- STATED GOAL
From the listing below, pull each line that includes "全英文教学专业".

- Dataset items
-=-=-=-=-

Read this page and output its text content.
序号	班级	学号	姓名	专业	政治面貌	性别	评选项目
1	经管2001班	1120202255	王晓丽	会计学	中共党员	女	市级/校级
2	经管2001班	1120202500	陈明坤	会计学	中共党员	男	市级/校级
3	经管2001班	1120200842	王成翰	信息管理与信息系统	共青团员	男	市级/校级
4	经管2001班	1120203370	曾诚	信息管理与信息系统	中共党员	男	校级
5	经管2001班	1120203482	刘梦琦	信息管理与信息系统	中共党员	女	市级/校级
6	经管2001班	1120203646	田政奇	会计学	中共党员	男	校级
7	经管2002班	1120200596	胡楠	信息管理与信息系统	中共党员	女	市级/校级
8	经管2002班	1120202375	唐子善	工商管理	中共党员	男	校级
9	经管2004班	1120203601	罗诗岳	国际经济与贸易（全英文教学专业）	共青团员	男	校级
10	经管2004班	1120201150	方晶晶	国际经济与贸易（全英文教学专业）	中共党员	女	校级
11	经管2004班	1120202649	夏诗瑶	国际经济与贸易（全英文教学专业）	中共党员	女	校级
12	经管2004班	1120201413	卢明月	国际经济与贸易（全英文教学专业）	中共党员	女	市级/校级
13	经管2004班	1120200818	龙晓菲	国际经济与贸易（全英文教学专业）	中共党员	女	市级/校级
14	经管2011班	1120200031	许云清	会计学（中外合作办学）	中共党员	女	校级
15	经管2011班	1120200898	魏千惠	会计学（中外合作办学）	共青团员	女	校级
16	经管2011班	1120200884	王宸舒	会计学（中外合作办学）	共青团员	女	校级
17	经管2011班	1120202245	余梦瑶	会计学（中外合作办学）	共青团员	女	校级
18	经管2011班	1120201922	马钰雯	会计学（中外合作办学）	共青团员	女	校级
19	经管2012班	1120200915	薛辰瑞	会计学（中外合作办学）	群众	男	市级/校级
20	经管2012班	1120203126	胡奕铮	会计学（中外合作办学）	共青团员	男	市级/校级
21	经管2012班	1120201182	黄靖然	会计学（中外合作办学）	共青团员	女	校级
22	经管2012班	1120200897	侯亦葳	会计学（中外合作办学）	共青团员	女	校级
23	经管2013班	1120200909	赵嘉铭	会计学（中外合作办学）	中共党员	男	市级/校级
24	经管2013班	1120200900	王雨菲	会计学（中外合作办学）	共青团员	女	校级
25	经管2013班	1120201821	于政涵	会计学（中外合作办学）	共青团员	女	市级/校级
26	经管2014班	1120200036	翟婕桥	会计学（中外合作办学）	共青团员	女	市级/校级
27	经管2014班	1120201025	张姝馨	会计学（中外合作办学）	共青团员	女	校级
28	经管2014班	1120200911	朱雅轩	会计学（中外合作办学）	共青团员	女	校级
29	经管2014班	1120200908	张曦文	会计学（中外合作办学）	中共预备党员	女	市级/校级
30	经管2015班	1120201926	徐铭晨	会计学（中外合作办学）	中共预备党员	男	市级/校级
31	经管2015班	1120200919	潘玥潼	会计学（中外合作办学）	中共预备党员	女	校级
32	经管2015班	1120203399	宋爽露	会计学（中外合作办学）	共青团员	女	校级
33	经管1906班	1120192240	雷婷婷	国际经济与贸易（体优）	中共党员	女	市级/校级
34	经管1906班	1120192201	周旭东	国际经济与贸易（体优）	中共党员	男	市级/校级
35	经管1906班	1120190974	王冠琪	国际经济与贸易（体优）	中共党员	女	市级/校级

-=-=-=-=-

- FINISHED EXERCISE
9	经管2004班	1120203601	罗诗岳	国际经济与贸易（全英文教学专业）	共青团员	男	校级
10	经管2004班	1120201150	方晶晶	国际经济与贸易（全英文教学专业）	中共党员	女	校级
11	经管2004班	1120202649	夏诗瑶	国际经济与贸易（全英文教学专业）	中共党员	女	校级
12	经管2004班	1120201413	卢明月	国际经济与贸易（全英文教学专业）	中共党员	女	市级/校级
13	经管2004班	1120200818	龙晓菲	国际经济与贸易（全英文教学专业）	中共党员	女	市级/校级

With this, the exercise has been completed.